• Aim of the task:
State only the count of lines in the listing below that hold "Rizky".

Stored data

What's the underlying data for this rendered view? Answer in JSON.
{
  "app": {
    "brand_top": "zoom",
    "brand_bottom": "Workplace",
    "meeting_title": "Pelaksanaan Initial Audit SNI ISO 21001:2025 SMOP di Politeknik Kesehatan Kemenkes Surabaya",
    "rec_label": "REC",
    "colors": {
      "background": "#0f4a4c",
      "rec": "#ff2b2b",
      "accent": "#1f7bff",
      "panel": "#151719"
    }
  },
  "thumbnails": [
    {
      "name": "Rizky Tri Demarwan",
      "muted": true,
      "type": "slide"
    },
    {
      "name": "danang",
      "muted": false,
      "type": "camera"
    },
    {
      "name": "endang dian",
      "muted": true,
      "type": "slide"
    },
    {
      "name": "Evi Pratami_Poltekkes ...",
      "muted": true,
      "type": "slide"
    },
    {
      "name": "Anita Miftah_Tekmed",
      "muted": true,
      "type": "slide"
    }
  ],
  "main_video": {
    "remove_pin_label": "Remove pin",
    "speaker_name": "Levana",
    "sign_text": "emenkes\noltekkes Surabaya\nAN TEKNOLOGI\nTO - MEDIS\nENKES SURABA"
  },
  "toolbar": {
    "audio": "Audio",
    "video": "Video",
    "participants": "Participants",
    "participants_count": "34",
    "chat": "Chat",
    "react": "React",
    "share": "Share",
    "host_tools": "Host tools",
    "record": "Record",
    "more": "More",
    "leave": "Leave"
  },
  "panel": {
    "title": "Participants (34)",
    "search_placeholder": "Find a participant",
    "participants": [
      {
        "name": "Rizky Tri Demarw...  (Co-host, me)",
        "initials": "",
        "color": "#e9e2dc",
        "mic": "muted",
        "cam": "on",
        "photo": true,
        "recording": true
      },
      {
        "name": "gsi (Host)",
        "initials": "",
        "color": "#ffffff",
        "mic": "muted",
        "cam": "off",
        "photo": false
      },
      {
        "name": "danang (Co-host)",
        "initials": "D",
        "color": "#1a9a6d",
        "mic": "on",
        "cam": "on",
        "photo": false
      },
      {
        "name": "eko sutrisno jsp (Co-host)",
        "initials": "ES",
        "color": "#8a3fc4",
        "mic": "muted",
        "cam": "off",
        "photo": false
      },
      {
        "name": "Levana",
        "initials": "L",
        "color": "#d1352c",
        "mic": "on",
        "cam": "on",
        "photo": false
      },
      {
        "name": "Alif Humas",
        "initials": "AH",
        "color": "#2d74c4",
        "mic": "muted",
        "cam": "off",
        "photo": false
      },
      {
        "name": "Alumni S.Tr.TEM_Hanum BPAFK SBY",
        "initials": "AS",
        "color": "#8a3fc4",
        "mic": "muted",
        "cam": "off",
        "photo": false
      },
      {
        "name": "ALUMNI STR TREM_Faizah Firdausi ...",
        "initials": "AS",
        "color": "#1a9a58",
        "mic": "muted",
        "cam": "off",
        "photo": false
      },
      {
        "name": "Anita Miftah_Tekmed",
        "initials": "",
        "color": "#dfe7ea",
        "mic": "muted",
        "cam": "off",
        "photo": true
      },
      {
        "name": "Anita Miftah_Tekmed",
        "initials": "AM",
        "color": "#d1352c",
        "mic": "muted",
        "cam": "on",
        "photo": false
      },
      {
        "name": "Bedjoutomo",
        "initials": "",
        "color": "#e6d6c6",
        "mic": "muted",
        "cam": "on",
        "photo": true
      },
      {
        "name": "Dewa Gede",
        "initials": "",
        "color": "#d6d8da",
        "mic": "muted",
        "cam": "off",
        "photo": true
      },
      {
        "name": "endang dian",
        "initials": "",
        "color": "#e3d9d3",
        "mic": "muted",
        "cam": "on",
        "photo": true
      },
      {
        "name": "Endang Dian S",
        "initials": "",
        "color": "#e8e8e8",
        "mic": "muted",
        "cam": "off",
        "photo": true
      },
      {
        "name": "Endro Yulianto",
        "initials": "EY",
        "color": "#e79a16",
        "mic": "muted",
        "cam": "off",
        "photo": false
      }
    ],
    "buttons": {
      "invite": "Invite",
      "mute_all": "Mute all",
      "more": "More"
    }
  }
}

• Result of this task:
2